- [GIVEN INSTRUCTION] Copy out all of the data exactly as it appears.

- [RAW DATA]
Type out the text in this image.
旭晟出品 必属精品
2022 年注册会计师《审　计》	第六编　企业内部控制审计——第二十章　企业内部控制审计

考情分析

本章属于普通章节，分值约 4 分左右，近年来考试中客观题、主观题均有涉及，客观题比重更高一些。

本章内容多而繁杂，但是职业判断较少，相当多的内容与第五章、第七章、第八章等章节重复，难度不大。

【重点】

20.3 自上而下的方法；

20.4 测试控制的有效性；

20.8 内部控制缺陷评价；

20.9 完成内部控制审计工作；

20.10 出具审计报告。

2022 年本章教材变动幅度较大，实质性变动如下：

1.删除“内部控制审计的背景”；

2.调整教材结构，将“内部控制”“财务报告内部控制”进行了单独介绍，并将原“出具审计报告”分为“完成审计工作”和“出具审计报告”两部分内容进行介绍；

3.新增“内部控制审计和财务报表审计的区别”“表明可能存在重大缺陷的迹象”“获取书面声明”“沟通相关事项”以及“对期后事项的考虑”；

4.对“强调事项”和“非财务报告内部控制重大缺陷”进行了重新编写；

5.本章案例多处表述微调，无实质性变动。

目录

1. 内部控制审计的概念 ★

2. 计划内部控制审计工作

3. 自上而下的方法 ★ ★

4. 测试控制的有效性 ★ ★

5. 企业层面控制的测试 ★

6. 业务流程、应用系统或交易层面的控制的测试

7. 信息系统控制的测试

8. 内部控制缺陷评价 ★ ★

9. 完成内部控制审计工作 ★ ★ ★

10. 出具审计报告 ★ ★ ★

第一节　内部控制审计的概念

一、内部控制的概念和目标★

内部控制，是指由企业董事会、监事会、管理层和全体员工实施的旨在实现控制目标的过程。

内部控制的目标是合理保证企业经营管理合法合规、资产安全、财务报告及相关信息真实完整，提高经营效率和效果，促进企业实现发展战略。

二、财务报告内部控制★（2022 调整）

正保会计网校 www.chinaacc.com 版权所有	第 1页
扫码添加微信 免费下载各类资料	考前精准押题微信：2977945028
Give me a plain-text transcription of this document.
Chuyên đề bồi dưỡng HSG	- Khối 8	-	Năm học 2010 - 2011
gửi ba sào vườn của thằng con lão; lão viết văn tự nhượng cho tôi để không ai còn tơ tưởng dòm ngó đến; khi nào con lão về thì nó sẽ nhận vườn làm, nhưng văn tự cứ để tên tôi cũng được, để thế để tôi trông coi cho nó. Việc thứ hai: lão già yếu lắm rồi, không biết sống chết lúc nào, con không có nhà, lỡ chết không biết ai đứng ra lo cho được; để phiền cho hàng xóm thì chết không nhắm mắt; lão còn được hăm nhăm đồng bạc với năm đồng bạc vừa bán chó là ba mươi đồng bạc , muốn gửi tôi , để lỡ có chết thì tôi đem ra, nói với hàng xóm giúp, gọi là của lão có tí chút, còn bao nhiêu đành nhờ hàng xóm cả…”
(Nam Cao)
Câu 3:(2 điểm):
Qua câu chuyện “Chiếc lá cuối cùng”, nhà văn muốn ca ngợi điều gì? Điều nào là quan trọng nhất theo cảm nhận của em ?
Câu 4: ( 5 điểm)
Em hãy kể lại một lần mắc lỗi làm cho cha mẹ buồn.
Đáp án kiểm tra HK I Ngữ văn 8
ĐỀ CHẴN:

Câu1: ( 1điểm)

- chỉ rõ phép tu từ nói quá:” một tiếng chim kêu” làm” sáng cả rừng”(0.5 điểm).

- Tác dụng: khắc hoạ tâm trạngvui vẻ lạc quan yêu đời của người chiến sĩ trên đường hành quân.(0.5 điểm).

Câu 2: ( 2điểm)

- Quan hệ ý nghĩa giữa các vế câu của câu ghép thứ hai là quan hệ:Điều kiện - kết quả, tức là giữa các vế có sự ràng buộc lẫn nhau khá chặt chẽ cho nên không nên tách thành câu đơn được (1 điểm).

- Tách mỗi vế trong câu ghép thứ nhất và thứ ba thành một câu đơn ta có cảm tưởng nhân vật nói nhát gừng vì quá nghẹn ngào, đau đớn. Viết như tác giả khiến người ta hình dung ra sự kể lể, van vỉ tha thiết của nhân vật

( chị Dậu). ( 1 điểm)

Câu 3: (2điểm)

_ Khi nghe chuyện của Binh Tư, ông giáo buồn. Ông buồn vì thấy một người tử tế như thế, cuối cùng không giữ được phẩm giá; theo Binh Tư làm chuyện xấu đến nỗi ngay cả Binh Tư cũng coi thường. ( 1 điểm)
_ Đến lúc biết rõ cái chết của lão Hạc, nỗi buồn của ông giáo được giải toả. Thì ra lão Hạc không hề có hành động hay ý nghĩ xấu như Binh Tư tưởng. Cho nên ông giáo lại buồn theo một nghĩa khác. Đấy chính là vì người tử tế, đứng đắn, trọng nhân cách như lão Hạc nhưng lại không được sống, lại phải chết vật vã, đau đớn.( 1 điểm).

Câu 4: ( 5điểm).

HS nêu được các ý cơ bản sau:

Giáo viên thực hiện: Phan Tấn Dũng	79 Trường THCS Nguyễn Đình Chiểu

- [SOLVED PROBLEM]
Type out the text in this image.
旭晟出品 必属精品
2022 年注册会计师《审　计》	第六编　企业内部控制审计——第二十章　企业内部控制审计

考情分析

本章属于普通章节，分值约 4 分左右，近年来考试中客观题、主观题均有涉及，客观题比重更高一些。

本章内容多而繁杂，但是职业判断较少，相当多的内容与第五章、第七章、第八章等章节重复，难度不大。

【重点】

20.3 自上而下的方法；

20.4 测试控制的有效性；

20.8 内部控制缺陷评价；

20.9 完成内部控制审计工作；

20.10 出具审计报告。

2022 年本章教材变动幅度较大，实质性变动如下：

1.删除“内部控制审计的背景”；

2.调整教材结构，将“内部控制”“财务报告内部控制”进行了单独介绍，并将原“出具审计报告”分为“完成审计工作”和“出具审计报告”两部分内容进行介绍；

3.新增“内部控制审计和财务报表审计的区别”“表明可能存在重大缺陷的迹象”“获取书面声明”“沟通相关事项”以及“对期后事项的考虑”；

4.对“强调事项”和“非财务报告内部控制重大缺陷”进行了重新编写；

5.本章案例多处表述微调，无实质性变动。

目录

1. 内部控制审计的概念 ★

2. 计划内部控制审计工作

3. 自上而下的方法 ★ ★

4. 测试控制的有效性 ★ ★

5. 企业层面控制的测试 ★

6. 业务流程、应用系统或交易层面的控制的测试

7. 信息系统控制的测试

8. 内部控制缺陷评价 ★ ★

9. 完成内部控制审计工作 ★ ★ ★

10. 出具审计报告 ★ ★ ★

第一节　内部控制审计的概念

一、内部控制的概念和目标★

内部控制，是指由企业董事会、监事会、管理层和全体员工实施的旨在实现控制目标的过程。

内部控制的目标是合理保证企业经营管理合法合规、资产安全、财务报告及相关信息真实完整，提高经营效率和效果，促进企业实现发展战略。

二、财务报告内部控制★（2022 调整）

正保会计网校 www.chinaacc.com 版权所有	第 1页
扫码添加微信 免费下载各类资料	考前精准押题微信：2977945028
Give me a plain-text transcription of this document.
Chuyên đề bồi dưỡng HSG	- Khối 8	-	Năm học 2010 - 2011
gửi ba sào vườn của thằng con lão; lão viết văn tự nhượng cho tôi để không ai còn tơ tưởng dòm ngó đến; khi nào con lão về thì nó sẽ nhận vườn làm, nhưng văn tự cứ để tên tôi cũng được, để thế để tôi trông coi cho nó. Việc thứ hai: lão già yếu lắm rồi, không biết sống chết lúc nào, con không có nhà, lỡ chết không biết ai đứng ra lo cho được; để phiền cho hàng xóm thì chết không nhắm mắt; lão còn được hăm nhăm đồng bạc với năm đồng bạc vừa bán chó là ba mươi đồng bạc , muốn gửi tôi , để lỡ có chết thì tôi đem ra, nói với hàng xóm giúp, gọi là của lão có tí chút, còn bao nhiêu đành nhờ hàng xóm cả…”
(Nam Cao)
Câu 3:(2 điểm):
Qua câu chuyện “Chiếc lá cuối cùng”, nhà văn muốn ca ngợi điều gì? Điều nào là quan trọng nhất theo cảm nhận của em ?
Câu 4: ( 5 điểm)
Em hãy kể lại một lần mắc lỗi làm cho cha mẹ buồn.
Đáp án kiểm tra HK I Ngữ văn 8
ĐỀ CHẴN:

Câu1: ( 1điểm)

- chỉ rõ phép tu từ nói quá:” một tiếng chim kêu” làm” sáng cả rừng”(0.5 điểm).

- Tác dụng: khắc hoạ tâm trạngvui vẻ lạc quan yêu đời của người chiến sĩ trên đường hành quân.(0.5 điểm).

Câu 2: ( 2điểm)

- Quan hệ ý nghĩa giữa các vế câu của câu ghép thứ hai là quan hệ:Điều kiện - kết quả, tức là giữa các vế có sự ràng buộc lẫn nhau khá chặt chẽ cho nên không nên tách thành câu đơn được (1 điểm).

- Tách mỗi vế trong câu ghép thứ nhất và thứ ba thành một câu đơn ta có cảm tưởng nhân vật nói nhát gừng vì quá nghẹn ngào, đau đớn. Viết như tác giả khiến người ta hình dung ra sự kể lể, van vỉ tha thiết của nhân vật

( chị Dậu). ( 1 điểm)

Câu 3: (2điểm)

_ Khi nghe chuyện của Binh Tư, ông giáo buồn. Ông buồn vì thấy một người tử tế như thế, cuối cùng không giữ được phẩm giá; theo Binh Tư làm chuyện xấu đến nỗi ngay cả Binh Tư cũng coi thường. ( 1 điểm)
_ Đến lúc biết rõ cái chết của lão Hạc, nỗi buồn của ông giáo được giải toả. Thì ra lão Hạc không hề có hành động hay ý nghĩ xấu như Binh Tư tưởng. Cho nên ông giáo lại buồn theo một nghĩa khác. Đấy chính là vì người tử tế, đứng đắn, trọng nhân cách như lão Hạc nhưng lại không được sống, lại phải chết vật vã, đau đớn.( 1 điểm).

Câu 4: ( 5điểm).

HS nêu được các ý cơ bản sau:

Giáo viên thực hiện: Phan Tấn Dũng	79 Trường THCS Nguyễn Đình Chiểu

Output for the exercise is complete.